• [TASK INSTRUCTIONS] Tally the lines that hold the word "význam" and reply with that figure only.

--- Start ---

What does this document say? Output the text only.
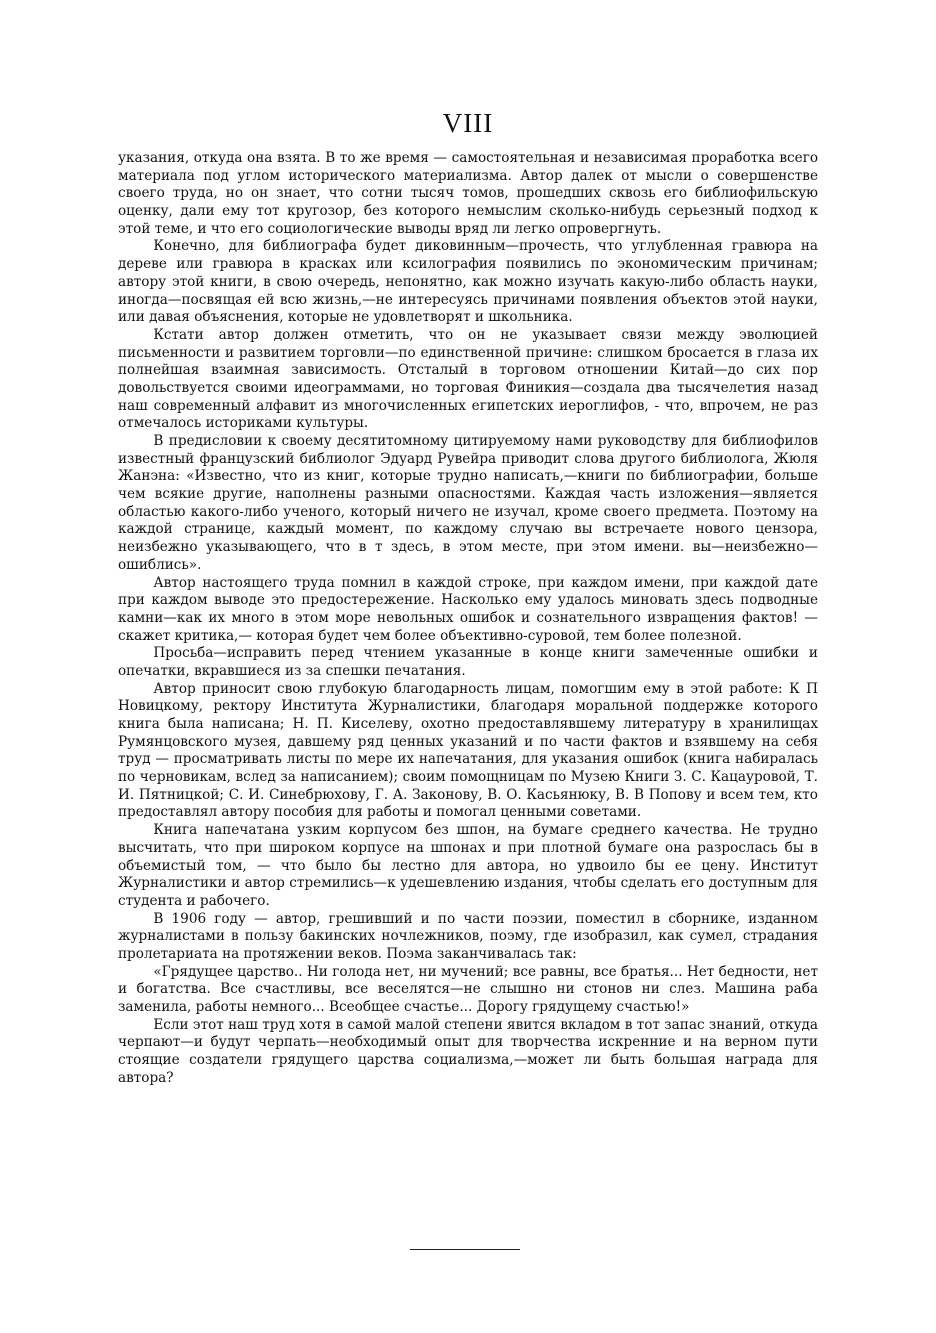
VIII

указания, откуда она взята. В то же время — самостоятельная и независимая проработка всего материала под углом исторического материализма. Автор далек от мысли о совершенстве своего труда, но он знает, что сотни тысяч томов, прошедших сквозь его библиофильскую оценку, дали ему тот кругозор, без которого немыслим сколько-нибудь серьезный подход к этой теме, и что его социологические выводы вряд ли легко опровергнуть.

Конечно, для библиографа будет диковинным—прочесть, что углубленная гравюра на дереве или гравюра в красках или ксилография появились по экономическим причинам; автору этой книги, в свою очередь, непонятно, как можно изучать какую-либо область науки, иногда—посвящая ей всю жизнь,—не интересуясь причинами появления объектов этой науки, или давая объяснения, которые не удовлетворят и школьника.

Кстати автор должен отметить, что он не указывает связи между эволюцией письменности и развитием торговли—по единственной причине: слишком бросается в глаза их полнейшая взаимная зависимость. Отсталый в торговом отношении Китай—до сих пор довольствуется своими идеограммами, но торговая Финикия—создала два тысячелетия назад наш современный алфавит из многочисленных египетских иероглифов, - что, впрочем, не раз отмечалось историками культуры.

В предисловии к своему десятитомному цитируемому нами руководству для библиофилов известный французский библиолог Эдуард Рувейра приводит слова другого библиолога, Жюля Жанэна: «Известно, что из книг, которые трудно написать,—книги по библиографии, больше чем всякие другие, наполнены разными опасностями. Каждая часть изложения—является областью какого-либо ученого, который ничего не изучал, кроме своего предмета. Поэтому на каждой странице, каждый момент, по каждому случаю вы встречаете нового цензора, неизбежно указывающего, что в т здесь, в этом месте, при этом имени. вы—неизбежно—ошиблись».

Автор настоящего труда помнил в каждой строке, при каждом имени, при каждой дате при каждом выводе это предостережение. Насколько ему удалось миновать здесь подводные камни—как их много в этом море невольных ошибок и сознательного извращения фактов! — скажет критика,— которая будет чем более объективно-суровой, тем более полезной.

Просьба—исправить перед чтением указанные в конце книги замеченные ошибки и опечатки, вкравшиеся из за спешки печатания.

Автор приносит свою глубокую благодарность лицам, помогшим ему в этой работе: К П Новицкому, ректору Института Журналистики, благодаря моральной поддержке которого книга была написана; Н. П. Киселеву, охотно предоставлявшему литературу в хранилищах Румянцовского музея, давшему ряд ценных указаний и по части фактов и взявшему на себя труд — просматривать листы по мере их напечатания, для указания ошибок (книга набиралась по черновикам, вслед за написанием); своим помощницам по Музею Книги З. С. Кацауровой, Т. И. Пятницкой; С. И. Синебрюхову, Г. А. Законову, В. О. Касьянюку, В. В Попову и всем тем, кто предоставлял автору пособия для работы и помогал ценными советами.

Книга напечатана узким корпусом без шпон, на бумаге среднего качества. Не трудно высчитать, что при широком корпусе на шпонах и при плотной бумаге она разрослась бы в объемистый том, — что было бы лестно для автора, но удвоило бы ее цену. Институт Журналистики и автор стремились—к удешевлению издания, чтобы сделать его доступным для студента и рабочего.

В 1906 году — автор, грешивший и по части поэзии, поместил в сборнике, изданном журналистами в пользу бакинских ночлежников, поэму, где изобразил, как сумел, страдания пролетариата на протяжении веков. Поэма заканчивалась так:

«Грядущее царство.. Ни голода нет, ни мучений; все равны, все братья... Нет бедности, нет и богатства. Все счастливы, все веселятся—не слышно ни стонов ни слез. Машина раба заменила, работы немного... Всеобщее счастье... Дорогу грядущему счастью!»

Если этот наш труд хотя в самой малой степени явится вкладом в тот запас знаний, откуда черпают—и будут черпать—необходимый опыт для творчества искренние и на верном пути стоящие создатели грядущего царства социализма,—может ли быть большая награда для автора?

--- End ---
--- Start ---

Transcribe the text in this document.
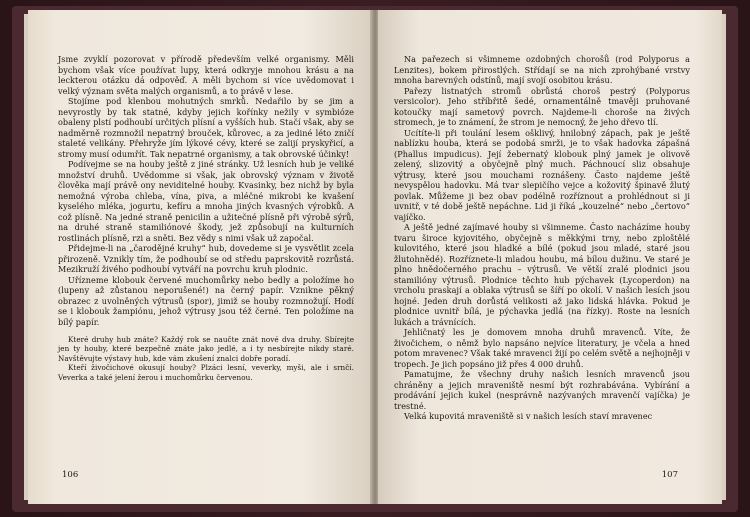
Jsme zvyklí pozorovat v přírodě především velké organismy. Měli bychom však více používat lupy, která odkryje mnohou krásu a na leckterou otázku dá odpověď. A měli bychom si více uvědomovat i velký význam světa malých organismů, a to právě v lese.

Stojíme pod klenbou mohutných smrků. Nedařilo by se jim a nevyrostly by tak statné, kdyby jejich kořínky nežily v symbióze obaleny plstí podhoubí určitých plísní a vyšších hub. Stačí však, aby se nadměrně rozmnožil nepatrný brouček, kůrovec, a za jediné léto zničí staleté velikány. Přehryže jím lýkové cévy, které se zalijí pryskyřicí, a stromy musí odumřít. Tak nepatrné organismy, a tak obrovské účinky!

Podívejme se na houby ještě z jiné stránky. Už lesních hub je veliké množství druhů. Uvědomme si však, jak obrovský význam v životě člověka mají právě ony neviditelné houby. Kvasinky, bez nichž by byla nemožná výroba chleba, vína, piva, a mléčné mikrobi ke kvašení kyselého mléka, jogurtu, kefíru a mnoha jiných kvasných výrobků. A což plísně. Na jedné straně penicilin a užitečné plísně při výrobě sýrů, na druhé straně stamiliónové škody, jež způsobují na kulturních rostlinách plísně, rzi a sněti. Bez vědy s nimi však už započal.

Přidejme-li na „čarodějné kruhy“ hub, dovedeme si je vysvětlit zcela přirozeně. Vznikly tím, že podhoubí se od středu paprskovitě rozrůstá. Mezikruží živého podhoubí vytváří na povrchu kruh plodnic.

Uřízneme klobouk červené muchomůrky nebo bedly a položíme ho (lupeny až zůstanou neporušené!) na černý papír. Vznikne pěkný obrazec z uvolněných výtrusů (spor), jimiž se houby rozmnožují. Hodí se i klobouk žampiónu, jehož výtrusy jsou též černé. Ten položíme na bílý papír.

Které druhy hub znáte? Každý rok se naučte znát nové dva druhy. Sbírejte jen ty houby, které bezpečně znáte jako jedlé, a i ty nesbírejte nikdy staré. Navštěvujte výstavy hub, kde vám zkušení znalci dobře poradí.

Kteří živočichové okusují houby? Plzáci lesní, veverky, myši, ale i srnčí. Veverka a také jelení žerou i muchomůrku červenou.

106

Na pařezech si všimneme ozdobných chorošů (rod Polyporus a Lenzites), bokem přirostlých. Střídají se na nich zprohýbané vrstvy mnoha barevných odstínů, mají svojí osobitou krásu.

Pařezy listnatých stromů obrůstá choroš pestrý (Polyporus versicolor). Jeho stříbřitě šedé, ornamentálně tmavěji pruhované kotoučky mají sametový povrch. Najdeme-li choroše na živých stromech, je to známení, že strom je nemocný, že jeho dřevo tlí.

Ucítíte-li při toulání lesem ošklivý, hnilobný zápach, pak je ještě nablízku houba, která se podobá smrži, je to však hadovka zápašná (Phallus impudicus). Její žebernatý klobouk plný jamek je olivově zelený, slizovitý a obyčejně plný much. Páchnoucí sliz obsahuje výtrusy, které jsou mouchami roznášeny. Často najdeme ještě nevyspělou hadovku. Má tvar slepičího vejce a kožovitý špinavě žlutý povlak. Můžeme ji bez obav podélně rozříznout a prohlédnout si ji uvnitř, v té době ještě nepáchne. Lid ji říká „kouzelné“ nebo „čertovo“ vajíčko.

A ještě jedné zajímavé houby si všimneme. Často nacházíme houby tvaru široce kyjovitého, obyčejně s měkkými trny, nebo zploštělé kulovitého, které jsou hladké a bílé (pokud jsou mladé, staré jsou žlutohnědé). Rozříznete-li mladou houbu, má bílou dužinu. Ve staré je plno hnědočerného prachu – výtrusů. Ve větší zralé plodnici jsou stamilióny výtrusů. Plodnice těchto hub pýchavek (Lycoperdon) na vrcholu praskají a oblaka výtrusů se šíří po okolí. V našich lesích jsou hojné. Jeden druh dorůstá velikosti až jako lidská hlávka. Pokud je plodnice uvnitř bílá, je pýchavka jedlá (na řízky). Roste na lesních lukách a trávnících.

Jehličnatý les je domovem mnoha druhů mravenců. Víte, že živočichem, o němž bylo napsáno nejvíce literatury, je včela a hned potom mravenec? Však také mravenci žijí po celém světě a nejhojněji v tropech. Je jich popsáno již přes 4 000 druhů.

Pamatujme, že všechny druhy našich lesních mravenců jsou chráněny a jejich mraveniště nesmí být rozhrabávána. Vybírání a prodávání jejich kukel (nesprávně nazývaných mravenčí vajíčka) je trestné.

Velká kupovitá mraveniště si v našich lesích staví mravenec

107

--- End ---

• [TASK OUTPUT] 2